_What you need to do:_ In the entries, find all lines that hold the word "Reset" and copy them.

A run of records

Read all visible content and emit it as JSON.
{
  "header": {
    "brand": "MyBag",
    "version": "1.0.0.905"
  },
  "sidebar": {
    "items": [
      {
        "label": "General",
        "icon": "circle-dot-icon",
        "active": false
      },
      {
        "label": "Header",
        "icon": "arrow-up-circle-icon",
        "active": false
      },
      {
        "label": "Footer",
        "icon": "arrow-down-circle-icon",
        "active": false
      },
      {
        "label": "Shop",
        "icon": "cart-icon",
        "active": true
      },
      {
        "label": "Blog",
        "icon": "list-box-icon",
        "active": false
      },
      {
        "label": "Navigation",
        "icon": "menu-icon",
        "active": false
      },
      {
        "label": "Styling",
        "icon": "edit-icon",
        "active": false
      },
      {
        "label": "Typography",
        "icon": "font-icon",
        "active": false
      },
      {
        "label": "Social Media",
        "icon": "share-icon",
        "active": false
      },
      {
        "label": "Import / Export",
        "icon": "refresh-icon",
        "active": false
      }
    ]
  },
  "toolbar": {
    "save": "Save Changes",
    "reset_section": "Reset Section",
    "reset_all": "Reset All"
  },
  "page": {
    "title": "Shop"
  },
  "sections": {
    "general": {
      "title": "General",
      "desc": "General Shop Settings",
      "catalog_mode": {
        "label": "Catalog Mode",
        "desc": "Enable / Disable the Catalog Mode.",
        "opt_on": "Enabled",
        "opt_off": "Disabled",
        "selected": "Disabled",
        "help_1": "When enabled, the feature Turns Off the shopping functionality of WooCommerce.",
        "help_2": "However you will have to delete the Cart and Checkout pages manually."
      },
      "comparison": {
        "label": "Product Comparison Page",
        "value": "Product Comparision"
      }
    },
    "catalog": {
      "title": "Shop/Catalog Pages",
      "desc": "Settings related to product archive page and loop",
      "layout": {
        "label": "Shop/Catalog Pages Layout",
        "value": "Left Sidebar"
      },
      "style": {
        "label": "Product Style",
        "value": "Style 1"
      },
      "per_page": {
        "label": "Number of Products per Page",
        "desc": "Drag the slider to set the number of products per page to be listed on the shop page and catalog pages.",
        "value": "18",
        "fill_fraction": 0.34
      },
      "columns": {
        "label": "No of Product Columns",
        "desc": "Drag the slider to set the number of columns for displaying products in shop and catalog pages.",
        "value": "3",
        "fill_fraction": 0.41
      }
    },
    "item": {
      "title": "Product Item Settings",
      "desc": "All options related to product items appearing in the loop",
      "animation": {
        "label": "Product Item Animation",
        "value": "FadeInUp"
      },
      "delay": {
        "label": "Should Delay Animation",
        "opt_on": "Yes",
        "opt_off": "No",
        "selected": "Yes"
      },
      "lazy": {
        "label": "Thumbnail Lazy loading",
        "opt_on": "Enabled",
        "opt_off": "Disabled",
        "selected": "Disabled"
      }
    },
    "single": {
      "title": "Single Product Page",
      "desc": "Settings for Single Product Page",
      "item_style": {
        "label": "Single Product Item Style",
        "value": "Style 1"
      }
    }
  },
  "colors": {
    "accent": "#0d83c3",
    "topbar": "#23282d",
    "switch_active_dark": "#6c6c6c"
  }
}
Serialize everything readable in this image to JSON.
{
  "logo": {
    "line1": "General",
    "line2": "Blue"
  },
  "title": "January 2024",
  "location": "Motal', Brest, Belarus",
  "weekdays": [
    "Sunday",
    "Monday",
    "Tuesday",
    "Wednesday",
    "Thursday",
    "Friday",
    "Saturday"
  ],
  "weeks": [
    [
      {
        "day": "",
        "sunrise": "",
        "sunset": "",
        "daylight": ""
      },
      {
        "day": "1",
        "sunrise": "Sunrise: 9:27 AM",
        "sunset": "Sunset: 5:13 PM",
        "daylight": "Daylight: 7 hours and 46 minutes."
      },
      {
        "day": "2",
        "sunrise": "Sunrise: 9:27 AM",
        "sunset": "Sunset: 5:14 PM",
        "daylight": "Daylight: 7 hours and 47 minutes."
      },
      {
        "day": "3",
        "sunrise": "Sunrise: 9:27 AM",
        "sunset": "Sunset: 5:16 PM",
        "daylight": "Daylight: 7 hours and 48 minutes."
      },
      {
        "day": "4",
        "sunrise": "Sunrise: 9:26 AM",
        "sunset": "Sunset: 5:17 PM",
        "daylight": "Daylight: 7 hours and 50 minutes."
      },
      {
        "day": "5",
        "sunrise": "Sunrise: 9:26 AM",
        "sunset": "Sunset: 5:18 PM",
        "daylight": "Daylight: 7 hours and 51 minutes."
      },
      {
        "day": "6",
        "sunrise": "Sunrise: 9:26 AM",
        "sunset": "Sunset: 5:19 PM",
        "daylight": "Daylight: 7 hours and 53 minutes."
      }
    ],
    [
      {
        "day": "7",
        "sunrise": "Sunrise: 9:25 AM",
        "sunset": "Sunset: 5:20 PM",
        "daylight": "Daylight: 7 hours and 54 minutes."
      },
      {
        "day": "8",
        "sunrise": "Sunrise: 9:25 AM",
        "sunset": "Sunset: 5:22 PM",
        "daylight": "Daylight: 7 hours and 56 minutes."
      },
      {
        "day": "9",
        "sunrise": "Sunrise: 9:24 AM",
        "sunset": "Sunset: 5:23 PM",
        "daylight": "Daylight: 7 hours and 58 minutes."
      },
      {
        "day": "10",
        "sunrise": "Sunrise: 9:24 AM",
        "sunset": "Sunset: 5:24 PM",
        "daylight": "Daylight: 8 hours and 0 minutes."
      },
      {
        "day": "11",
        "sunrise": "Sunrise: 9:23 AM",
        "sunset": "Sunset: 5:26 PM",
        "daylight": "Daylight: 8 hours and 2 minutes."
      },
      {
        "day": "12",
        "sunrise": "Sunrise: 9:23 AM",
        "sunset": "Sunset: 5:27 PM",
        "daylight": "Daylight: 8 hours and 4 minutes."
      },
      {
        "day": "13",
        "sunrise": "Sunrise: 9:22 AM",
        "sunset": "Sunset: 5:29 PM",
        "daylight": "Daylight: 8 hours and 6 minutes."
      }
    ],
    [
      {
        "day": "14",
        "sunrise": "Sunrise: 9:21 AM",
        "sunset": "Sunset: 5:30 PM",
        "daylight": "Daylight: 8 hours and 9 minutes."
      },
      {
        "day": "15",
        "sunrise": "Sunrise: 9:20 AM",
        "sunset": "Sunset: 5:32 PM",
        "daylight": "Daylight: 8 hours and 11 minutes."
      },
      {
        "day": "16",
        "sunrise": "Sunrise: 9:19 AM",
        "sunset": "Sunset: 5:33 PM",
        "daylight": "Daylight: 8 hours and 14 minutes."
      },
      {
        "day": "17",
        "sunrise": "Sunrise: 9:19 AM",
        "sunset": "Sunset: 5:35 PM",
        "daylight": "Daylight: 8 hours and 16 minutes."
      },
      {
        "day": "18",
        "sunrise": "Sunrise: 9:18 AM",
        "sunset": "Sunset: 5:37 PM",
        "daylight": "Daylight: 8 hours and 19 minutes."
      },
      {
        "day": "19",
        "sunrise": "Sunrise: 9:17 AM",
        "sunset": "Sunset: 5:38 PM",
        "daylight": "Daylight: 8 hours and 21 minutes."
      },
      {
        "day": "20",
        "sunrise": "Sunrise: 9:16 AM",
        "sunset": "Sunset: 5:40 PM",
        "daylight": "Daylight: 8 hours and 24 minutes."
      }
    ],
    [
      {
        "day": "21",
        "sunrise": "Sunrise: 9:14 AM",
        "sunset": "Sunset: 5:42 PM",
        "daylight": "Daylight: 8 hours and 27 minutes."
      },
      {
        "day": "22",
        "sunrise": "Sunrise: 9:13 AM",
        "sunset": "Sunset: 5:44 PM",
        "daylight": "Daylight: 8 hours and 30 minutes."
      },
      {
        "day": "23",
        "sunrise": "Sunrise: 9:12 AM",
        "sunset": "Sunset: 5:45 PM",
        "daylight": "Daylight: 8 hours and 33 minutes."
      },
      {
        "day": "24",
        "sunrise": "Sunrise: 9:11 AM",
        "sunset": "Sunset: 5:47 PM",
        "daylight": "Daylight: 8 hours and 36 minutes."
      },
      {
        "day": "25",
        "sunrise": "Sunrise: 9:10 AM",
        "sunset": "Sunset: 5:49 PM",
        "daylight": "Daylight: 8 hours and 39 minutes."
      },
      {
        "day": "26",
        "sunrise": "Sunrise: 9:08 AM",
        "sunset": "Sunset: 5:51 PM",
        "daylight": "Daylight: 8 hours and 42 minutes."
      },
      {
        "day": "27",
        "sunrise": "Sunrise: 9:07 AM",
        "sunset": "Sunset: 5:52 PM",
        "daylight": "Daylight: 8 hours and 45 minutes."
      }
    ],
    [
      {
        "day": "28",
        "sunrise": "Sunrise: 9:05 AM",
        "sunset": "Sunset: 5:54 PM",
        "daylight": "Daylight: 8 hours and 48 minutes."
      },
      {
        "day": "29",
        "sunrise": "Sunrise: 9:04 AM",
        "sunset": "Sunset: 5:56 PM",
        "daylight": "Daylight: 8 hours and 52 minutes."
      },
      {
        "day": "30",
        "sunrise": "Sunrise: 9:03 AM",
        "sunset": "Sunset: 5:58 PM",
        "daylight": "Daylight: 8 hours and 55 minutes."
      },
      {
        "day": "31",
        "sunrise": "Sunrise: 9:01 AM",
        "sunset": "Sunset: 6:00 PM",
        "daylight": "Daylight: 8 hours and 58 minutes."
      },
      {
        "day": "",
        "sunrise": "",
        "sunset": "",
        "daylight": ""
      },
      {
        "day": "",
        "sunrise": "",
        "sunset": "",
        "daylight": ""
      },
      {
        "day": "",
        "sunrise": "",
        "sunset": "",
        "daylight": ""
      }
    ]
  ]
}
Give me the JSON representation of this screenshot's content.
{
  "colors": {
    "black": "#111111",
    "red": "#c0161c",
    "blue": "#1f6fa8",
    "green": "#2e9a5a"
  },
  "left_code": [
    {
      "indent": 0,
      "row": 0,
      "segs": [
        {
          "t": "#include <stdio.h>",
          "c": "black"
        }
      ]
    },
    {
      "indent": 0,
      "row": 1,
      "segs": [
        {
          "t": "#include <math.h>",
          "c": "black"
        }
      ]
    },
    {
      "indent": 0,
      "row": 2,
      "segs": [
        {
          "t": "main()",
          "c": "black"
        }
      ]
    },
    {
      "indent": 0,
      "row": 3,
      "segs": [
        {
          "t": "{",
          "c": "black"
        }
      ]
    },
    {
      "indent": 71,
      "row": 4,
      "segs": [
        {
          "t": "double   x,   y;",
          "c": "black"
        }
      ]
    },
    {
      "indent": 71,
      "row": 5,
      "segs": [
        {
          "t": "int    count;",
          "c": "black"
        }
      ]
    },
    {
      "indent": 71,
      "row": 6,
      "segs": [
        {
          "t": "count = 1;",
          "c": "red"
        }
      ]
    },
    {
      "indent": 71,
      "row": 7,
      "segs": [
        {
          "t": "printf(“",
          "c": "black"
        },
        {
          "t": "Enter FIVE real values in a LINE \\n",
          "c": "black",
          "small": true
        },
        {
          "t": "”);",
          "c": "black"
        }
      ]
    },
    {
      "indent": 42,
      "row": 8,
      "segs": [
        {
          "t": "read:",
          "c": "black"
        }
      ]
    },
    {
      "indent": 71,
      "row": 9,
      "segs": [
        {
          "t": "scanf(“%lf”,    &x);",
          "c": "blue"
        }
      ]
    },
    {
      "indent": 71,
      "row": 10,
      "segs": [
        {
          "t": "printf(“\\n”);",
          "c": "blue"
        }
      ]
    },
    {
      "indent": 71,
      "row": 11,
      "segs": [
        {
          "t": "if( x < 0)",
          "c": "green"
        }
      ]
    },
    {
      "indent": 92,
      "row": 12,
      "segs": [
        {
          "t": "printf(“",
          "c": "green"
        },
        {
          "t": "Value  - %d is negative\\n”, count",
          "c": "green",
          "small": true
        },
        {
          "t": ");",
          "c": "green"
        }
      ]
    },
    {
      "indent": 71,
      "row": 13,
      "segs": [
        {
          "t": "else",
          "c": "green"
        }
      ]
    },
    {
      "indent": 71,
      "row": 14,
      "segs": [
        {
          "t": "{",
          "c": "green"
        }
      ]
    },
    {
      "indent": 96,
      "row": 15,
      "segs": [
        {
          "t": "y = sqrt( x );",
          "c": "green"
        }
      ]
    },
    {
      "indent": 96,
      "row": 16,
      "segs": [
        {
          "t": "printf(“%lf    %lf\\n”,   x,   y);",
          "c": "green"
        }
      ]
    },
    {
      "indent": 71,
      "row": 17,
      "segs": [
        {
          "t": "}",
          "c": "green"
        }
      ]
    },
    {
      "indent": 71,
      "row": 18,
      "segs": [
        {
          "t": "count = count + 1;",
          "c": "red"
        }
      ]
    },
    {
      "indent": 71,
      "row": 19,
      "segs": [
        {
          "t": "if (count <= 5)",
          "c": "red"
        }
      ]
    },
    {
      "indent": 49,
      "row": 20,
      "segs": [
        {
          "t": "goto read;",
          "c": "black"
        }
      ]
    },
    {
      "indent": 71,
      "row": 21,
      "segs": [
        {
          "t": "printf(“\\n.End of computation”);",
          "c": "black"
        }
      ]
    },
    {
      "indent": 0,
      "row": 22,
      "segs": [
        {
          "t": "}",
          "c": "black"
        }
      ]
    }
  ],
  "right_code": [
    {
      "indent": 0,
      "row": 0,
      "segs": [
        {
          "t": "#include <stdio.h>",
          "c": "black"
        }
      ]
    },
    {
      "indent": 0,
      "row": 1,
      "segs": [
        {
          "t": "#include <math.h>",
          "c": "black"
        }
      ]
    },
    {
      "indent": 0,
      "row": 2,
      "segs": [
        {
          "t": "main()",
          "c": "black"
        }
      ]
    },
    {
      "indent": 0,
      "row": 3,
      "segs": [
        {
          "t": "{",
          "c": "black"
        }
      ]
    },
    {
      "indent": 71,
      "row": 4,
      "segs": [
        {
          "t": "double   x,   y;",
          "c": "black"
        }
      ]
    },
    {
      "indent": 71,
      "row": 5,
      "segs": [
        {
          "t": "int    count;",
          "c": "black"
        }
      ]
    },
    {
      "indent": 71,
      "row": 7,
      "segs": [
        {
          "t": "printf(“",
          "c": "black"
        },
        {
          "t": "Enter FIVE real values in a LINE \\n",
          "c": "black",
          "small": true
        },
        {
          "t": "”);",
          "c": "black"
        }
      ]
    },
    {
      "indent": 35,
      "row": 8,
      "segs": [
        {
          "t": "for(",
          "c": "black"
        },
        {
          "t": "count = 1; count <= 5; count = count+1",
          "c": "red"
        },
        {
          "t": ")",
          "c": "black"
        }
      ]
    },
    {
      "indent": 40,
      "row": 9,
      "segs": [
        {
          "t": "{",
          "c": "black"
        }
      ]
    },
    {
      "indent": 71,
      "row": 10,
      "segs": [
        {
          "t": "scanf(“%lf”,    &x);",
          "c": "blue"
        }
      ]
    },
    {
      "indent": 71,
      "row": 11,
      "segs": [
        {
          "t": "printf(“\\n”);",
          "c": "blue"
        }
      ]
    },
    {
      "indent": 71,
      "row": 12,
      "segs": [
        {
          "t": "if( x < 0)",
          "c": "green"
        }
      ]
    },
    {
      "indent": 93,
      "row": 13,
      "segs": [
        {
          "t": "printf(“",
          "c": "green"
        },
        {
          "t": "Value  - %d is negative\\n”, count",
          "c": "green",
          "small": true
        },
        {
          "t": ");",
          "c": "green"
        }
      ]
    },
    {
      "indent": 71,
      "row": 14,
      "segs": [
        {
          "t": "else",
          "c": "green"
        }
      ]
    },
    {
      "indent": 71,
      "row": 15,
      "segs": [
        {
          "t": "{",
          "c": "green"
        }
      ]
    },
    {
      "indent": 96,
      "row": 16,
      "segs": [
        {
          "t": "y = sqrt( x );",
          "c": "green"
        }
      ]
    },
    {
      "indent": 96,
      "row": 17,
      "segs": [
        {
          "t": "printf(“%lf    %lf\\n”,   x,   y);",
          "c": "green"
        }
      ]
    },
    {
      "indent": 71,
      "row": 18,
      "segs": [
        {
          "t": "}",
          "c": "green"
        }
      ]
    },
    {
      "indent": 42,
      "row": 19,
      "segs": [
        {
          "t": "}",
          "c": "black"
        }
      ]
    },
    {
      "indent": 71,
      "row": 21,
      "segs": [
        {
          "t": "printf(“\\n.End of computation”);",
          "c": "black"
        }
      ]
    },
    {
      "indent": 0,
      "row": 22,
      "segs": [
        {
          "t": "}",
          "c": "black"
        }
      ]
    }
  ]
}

_Exercise solution:_
    "reset_section": "Reset Section",
    "reset_all": "Reset All"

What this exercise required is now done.